Supplied text:
----------------------------------------
Affordable Care Act major issue in Campaign 2014; ‘fix and repair’ new focus. ObamaCare will be the defining issue in the coming election cycle, but the political debate will not be Healthcare.gov glitches or enrollment.

Rather, the issue will be sticker shock in insurance premiums and the complaints from doctors and hospitals that they’re being driven out of business. “Repeal and Replace” will not be heard; the new slogan will be ‘fix and repair’ for both friends and foes of the ACA.

Hospitals battle for survival. Faced with negative operating margins, sequester cuts and mounting bad debt, state and local officials and hospital boards will take dramatic steps to insure acute services survive. Some will merge local hospitals to be operated as a public utility.

Some academic medical centers will spin off their research enterprises into commercial ventures with bio-pharma and device partnerships. Some will merge or sell out to larger systems with stronger balance sheets.
----------------------------------------
Records shown:
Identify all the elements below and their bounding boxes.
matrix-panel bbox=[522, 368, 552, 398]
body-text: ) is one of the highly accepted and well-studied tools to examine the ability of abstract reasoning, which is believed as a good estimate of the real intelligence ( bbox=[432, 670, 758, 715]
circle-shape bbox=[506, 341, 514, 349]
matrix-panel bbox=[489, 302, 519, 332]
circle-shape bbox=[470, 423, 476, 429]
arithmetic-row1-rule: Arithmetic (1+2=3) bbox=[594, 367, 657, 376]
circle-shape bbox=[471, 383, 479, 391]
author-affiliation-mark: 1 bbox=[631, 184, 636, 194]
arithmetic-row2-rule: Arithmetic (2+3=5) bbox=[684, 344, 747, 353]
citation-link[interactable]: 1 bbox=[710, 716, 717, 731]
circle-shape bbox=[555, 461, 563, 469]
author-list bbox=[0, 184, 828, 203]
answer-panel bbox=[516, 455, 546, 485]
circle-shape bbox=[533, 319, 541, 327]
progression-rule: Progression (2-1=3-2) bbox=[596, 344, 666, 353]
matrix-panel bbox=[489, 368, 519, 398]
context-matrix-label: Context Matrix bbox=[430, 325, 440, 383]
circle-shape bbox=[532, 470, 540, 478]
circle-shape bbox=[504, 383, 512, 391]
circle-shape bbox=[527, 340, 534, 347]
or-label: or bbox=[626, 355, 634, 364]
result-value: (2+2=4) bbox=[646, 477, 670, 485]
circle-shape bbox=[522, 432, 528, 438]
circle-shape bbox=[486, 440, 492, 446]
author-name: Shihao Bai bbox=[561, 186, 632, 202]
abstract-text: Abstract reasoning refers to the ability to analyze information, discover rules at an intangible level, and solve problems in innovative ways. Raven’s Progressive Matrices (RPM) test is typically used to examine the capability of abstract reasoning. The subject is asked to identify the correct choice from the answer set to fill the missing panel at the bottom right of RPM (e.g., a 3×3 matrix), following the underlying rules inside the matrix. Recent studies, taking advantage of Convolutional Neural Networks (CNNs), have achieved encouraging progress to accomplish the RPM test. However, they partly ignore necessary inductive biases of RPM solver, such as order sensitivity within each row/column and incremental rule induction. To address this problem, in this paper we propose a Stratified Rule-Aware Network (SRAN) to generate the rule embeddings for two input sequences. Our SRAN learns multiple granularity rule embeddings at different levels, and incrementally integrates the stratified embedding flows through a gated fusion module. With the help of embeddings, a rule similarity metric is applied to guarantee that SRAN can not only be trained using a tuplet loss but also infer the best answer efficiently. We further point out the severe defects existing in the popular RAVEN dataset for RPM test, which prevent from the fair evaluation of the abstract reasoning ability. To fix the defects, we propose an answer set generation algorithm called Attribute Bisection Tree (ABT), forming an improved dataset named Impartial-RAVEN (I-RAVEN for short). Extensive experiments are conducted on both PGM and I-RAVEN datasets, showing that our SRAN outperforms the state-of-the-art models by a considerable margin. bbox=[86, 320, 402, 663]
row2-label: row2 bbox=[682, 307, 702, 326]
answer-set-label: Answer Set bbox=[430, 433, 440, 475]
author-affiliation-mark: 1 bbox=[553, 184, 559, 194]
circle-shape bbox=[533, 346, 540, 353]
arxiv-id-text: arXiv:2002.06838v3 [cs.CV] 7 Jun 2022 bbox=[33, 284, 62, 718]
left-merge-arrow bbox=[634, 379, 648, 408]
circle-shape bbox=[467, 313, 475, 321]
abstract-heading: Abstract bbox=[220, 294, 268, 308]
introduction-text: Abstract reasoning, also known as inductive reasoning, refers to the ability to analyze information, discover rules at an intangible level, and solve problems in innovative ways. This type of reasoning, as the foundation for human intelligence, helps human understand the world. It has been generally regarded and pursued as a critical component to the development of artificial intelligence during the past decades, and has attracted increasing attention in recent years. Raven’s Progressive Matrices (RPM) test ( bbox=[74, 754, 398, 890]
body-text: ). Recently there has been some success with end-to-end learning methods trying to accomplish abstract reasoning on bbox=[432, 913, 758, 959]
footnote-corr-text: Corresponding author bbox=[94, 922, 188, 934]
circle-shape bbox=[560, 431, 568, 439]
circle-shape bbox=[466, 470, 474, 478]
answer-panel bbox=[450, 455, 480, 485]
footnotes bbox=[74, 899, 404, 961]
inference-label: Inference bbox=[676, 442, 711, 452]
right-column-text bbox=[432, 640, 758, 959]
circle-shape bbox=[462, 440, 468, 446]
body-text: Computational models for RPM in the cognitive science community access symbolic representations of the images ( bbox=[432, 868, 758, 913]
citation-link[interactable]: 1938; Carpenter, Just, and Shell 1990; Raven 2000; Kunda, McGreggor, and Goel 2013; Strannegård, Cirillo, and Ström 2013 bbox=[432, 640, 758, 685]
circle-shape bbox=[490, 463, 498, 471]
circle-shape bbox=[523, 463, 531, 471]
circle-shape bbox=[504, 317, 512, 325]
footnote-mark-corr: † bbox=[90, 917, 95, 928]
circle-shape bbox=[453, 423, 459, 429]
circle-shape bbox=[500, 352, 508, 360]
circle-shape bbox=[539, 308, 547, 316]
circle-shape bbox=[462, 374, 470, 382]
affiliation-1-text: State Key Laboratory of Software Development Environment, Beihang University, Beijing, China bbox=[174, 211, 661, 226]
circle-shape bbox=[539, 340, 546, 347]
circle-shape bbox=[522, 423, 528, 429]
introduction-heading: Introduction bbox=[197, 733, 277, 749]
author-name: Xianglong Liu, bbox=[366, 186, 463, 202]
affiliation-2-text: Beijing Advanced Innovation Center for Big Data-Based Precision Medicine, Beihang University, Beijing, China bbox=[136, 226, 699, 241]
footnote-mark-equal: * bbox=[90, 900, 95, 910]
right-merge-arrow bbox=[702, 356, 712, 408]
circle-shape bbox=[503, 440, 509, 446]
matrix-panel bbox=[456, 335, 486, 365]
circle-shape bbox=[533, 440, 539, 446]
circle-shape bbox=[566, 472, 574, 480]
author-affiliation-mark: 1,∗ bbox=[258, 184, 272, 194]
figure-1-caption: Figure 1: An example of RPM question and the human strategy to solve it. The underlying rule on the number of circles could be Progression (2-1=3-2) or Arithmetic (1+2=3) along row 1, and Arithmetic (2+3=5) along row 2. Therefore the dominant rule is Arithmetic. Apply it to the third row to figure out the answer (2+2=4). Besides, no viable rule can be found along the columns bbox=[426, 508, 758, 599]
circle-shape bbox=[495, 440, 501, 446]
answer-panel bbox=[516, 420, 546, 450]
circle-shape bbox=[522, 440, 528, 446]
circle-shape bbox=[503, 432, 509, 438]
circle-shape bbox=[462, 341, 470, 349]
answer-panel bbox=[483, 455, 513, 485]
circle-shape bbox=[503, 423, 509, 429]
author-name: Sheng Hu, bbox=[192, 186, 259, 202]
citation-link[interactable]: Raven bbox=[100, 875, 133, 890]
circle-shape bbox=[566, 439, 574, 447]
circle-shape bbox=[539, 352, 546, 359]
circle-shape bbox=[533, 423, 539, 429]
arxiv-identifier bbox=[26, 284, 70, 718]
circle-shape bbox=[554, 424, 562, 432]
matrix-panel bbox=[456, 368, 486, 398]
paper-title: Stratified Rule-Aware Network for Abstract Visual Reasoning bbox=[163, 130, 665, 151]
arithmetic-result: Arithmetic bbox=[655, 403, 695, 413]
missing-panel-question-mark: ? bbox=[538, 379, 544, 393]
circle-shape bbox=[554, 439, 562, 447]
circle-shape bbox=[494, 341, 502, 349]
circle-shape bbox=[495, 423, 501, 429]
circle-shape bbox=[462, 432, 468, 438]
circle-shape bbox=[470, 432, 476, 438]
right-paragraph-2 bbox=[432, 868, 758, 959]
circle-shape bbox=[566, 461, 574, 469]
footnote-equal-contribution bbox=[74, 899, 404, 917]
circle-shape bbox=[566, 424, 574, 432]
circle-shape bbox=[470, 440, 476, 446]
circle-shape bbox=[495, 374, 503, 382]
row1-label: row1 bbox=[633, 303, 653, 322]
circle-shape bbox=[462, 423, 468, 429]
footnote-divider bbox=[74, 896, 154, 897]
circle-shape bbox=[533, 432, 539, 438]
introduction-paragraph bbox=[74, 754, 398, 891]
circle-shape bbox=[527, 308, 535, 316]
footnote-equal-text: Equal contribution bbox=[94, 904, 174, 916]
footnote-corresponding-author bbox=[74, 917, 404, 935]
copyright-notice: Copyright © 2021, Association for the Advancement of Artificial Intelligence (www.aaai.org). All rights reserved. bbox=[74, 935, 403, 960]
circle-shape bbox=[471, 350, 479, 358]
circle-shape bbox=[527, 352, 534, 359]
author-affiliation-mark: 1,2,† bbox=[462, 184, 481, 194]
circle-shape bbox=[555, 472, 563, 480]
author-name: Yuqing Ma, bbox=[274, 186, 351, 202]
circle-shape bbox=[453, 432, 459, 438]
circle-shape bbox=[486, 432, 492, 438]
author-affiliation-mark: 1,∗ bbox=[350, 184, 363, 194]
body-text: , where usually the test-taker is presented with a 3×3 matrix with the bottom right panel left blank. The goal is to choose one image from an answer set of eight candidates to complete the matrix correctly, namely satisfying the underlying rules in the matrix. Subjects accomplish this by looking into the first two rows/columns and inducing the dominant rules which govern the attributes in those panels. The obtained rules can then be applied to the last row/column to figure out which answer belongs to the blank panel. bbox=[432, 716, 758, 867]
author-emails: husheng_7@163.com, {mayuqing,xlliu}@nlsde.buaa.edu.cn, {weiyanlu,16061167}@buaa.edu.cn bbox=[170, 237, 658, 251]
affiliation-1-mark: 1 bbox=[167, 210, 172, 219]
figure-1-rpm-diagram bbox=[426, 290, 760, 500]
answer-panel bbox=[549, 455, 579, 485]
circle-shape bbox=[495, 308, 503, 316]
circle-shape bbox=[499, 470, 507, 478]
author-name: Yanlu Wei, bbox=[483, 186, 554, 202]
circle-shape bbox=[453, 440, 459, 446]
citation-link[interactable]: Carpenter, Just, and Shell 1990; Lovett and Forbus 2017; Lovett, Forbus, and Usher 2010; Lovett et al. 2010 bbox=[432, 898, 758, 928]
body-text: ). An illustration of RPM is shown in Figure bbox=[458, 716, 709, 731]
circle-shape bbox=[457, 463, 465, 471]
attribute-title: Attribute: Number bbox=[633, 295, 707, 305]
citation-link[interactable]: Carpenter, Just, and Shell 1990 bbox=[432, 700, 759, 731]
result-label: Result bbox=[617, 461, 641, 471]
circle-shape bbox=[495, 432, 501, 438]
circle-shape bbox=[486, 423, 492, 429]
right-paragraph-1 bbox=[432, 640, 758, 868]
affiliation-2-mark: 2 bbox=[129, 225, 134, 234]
----------------------------------------
Problems to work on:
[1] Answer these about the ACA forecast, one line each:
(a) Which slogan does the forecast say will not be heard?
(b) What will some local hospitals be merged to operate as?
(c) What will some academic medical centers spin off their research enterprises into?
[2] Please transcribe the ACA forecast from "Rather, the issue" up to and including "of the ACA.".

Your responses:
[1]
(a) "Repeal and Replace"
(b) A public utility
(c) Commercial ventures with bio-pharma and device partnerships

[2]
Rather, the issue will be sticker shock in insurance premiums and the complaints from doctors and hospitals that they’re being driven out of business. “Repeal and Replace” will not be heard; the new slogan will be ‘fix and repair’ for both friends and foes of the ACA.